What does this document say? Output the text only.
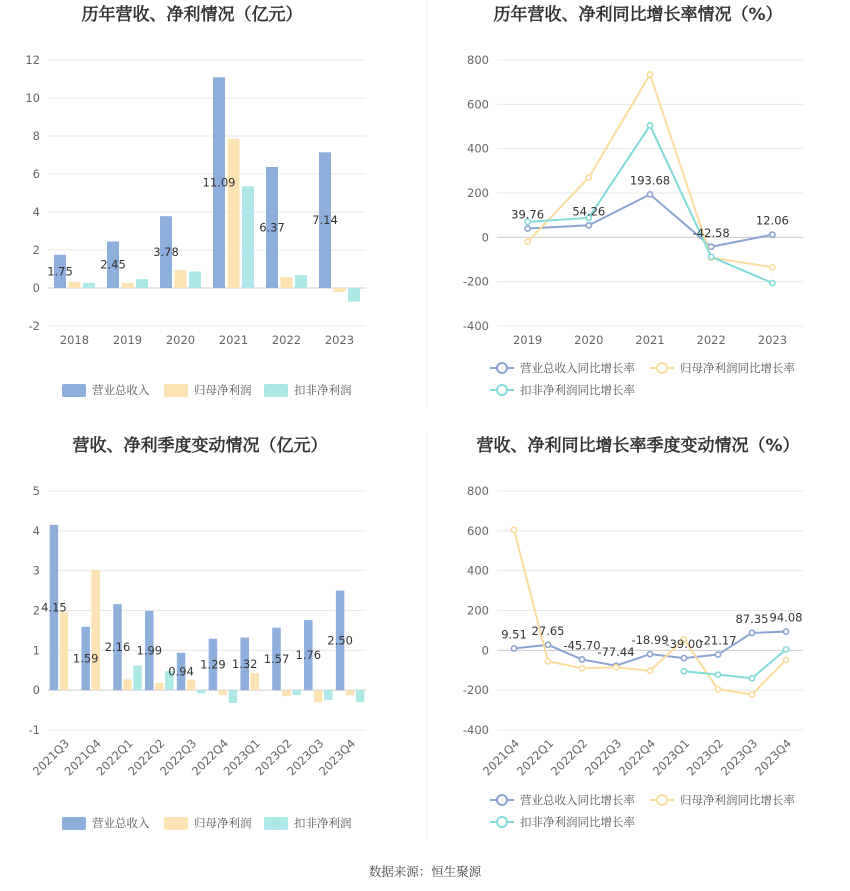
历年营收、净利情况（亿元）
-2
0
2
4
6
8
10
12
2018 2019 2020 2021 2022 2023
1.75 2.45
3.78
11.09
6.37
7.14
营业总收入	归母净利润	扣非净利润
历年营收、净利同比增长率情况（%）
-400
-200
0
200
400
600
800
2019	2020	2021	2022	2023
39.76 54.26
193.68
-42.58
12.06
营业总收入同比增长率	归母净利润同比增长率
扣非净利润同比增长率
营收、净利季度变动情况（亿元）
-1
0
1
2
3
4
5
2021Q3
2021Q4
2022Q1
2022Q2
2022Q3
2022Q4
2023Q1
2023Q2
2023Q3
2023Q4
4.15
1.59
2.16 1.99
0.94 1.29 1.32 1.57 1.76
2.50
营业总收入	归母净利润	扣非净利润
营收、净利同比增长率季度变动情况（%）
-400
-200
0
200
400
600
800
2021Q4
2022Q1
2022Q2
2022Q3
2022Q4
2023Q1
2023Q2
2023Q3
2023Q4
9.51 27.65
-45.70
-77.44
-18.99
-39.00
-21.17
87.35 94.08
营业总收入同比增长率	归母净利润同比增长率
扣非净利润同比增长率
数据来源：恒生聚源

####################

## TASK STATEMENT
Without the pictures, restate all of the entries above verbatim.

## WORKED ANSWER
What does this document say? Output the text only.
历年营收、净利情况（亿元）
-2
0
2
4
6
8
10
12
2018 2019 2020 2021 2022 2023
1.75 2.45
3.78
11.09
6.37
7.14
营业总收入	归母净利润	扣非净利润
历年营收、净利同比增长率情况（%）
-400
-200
0
200
400
600
800
2019	2020	2021	2022	2023
39.76 54.26
193.68
-42.58
12.06
营业总收入同比增长率	归母净利润同比增长率
扣非净利润同比增长率
营收、净利季度变动情况（亿元）
-1
0
1
2
3
4
5
2021Q3
2021Q4
2022Q1
2022Q2
2022Q3
2022Q4
2023Q1
2023Q2
2023Q3
2023Q4
4.15
1.59
2.16 1.99
0.94 1.29 1.32 1.57 1.76
2.50
营业总收入	归母净利润	扣非净利润
营收、净利同比增长率季度变动情况（%）
-400
-200
0
200
400
600
800
2021Q4
2022Q1
2022Q2
2022Q3
2022Q4
2023Q1
2023Q2
2023Q3
2023Q4
9.51 27.65
-45.70
-77.44
-18.99
-39.00
-21.17
87.35 94.08
营业总收入同比增长率	归母净利润同比增长率
扣非净利润同比增长率
数据来源：恒生聚源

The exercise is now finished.